Items listed in a dataset
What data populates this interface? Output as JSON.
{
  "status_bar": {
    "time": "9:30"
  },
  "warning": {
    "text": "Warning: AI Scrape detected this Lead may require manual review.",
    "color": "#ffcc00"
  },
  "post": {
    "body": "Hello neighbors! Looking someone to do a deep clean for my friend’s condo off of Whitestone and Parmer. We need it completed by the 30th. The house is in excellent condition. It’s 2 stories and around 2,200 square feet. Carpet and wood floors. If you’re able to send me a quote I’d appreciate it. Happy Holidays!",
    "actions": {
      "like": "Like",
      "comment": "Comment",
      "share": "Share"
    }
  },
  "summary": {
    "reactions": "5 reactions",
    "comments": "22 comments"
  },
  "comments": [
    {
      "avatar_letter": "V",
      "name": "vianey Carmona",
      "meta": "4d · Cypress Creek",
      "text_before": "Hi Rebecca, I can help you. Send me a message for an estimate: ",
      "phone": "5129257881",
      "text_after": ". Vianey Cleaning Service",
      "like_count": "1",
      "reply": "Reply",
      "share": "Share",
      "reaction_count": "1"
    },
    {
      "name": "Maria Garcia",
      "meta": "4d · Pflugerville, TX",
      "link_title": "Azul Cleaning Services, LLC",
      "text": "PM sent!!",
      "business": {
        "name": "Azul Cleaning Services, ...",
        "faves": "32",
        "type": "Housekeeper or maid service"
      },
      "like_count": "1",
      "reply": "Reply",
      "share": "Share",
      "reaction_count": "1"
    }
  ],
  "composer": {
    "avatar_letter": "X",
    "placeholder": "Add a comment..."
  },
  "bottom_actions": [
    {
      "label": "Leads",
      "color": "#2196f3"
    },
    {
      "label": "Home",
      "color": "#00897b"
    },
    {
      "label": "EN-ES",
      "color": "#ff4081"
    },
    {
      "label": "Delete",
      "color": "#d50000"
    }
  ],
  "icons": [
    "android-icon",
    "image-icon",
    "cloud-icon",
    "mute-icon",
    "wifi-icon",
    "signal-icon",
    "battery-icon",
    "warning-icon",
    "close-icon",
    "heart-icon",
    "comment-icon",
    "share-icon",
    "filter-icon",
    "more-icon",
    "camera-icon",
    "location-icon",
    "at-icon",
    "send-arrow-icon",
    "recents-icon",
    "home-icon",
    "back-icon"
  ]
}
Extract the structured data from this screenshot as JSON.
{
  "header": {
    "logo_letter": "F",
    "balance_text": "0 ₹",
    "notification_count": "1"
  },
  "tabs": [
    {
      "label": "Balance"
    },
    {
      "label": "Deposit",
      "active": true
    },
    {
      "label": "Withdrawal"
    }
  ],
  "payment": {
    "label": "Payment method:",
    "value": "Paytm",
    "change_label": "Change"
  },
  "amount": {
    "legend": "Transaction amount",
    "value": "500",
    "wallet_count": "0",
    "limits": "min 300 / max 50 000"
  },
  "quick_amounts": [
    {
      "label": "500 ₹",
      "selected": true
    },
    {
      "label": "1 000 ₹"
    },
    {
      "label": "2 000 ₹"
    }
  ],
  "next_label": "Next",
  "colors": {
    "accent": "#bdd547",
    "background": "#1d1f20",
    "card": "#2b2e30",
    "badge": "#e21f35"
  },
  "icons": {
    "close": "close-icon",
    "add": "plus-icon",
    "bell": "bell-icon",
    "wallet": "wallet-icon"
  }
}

• _What the exercise asks_
The answer should be a single number: the count of lines in the data that include the string "name".

• _Problem solution_
3